**Exercise requirements:** Look through the listing and locate every line containing the word "Photoshop"; copy those lines.

(Dataset items)

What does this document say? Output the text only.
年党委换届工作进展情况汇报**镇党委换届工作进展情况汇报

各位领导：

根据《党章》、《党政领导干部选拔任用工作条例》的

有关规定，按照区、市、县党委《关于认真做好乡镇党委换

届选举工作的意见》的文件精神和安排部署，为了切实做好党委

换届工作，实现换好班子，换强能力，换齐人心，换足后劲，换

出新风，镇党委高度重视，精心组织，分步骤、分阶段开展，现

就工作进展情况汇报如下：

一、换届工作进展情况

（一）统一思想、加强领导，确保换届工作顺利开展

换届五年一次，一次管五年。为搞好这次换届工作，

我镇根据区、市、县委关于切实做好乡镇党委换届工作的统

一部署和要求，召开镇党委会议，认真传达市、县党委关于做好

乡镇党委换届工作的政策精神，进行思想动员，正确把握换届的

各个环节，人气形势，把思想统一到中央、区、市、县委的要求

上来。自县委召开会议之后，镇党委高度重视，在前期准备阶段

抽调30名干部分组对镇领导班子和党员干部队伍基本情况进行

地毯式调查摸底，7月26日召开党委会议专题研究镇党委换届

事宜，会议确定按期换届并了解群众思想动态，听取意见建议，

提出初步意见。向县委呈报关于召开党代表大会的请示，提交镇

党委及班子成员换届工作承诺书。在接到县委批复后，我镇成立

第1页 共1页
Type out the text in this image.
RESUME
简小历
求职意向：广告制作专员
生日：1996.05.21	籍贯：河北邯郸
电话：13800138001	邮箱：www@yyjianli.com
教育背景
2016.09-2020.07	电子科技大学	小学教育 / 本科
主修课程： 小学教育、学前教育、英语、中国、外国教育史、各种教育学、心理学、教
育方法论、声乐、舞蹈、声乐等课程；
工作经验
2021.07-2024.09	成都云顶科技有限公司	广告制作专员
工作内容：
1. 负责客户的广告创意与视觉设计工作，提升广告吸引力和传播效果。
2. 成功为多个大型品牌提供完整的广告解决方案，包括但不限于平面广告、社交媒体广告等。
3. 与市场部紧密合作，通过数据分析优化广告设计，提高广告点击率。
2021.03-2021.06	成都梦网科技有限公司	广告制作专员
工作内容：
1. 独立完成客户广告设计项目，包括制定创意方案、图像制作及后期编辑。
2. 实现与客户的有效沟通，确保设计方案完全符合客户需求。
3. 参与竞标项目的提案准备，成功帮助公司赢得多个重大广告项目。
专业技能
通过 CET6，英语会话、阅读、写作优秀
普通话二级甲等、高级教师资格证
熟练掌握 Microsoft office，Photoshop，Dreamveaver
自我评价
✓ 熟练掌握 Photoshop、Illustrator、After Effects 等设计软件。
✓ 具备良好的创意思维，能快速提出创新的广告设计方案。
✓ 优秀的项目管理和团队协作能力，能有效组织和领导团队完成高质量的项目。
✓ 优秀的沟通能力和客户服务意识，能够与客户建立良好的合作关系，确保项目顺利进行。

**The response:**
熟练掌握 Microsoft office，Photoshop，Dreamveaver
✓ 熟练掌握 Photoshop、Illustrator、After Effects 等设计软件。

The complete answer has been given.